## Challenge
State the number of lines below in which the word "Maintained" appears. Nothing else belongs in the answer.

## Dataset content
--*--
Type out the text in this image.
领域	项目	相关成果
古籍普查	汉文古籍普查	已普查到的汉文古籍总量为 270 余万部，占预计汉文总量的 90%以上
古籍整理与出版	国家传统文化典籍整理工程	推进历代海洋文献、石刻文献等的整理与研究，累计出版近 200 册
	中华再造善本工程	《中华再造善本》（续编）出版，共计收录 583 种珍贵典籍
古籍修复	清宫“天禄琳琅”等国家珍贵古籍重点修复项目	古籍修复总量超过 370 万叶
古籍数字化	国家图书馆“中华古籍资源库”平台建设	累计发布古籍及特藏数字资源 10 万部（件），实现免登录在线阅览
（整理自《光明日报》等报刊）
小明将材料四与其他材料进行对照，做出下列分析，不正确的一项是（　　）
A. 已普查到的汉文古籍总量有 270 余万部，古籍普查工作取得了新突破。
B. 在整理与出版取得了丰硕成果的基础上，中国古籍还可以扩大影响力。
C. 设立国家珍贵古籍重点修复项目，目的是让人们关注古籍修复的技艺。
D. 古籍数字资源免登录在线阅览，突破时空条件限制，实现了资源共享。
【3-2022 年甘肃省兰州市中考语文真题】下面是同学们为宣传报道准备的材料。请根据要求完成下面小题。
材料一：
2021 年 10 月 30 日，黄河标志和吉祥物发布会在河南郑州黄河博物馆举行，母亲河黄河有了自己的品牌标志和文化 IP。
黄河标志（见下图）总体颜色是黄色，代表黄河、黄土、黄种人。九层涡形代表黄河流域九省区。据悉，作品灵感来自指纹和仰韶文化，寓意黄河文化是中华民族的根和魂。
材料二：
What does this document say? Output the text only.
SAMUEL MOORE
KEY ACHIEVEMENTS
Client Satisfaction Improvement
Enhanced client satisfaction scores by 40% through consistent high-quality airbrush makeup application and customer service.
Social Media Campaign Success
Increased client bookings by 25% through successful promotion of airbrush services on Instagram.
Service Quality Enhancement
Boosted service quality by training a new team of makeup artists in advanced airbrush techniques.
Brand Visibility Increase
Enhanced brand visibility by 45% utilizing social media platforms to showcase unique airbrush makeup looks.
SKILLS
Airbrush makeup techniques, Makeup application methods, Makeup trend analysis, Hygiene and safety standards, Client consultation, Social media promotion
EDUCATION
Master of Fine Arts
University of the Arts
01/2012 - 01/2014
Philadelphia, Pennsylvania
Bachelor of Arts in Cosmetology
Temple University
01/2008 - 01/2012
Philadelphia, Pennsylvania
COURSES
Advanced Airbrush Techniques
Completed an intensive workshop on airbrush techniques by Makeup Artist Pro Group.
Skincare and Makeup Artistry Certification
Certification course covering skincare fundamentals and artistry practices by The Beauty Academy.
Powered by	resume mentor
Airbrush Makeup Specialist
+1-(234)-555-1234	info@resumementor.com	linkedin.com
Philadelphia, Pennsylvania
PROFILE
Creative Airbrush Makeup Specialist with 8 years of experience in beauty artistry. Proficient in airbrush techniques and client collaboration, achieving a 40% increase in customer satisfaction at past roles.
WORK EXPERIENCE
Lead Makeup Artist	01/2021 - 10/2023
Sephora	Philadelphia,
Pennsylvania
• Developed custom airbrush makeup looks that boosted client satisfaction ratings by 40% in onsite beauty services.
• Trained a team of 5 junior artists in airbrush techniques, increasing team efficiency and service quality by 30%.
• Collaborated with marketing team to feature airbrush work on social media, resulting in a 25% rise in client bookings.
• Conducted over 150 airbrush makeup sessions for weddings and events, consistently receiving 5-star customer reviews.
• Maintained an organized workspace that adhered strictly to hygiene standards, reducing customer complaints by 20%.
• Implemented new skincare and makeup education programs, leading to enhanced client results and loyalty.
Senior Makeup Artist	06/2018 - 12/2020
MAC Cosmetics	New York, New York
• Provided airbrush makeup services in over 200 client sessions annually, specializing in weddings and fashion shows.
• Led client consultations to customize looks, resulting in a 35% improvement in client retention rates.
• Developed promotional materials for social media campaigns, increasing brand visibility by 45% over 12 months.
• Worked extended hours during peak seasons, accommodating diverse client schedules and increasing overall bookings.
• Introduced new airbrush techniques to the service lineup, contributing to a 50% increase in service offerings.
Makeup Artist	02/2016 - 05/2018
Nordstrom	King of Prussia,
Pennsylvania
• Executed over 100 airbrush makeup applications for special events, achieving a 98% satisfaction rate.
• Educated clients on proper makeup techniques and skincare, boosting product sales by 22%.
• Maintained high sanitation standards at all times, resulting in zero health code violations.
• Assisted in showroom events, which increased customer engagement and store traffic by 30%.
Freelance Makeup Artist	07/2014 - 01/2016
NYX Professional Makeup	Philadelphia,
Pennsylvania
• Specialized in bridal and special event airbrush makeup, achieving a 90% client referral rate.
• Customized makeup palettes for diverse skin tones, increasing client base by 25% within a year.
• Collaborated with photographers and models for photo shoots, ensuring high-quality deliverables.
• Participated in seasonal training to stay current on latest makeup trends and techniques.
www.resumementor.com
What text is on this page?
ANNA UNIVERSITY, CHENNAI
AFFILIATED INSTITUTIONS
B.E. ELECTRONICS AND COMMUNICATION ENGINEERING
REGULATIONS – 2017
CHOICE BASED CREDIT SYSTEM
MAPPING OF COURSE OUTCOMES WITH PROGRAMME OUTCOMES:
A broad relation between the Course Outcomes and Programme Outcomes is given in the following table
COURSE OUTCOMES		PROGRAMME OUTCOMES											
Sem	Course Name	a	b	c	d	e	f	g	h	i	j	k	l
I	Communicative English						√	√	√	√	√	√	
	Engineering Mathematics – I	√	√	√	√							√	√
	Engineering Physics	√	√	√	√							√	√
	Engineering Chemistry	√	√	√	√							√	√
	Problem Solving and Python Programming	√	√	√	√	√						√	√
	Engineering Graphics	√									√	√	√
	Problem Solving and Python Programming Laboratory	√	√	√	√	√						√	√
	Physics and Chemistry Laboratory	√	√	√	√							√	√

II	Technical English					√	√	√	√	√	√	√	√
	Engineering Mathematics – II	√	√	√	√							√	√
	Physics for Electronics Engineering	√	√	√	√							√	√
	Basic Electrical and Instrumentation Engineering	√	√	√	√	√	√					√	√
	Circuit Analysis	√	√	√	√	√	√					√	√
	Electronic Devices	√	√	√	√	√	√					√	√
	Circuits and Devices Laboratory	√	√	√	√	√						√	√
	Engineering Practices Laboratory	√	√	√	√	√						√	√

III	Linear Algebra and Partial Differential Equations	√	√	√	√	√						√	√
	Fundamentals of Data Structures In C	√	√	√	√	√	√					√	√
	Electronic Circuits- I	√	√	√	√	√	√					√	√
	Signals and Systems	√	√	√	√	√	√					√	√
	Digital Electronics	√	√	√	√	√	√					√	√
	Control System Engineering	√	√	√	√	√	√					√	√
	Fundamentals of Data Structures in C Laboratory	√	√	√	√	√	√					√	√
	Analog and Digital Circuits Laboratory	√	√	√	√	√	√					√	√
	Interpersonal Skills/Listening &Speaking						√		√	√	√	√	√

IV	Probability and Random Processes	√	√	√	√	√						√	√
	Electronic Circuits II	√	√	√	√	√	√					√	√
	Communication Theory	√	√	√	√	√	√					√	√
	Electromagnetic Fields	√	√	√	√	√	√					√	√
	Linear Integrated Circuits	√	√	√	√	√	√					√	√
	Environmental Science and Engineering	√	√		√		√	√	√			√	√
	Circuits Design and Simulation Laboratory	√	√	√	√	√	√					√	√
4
--*--
## The reply
2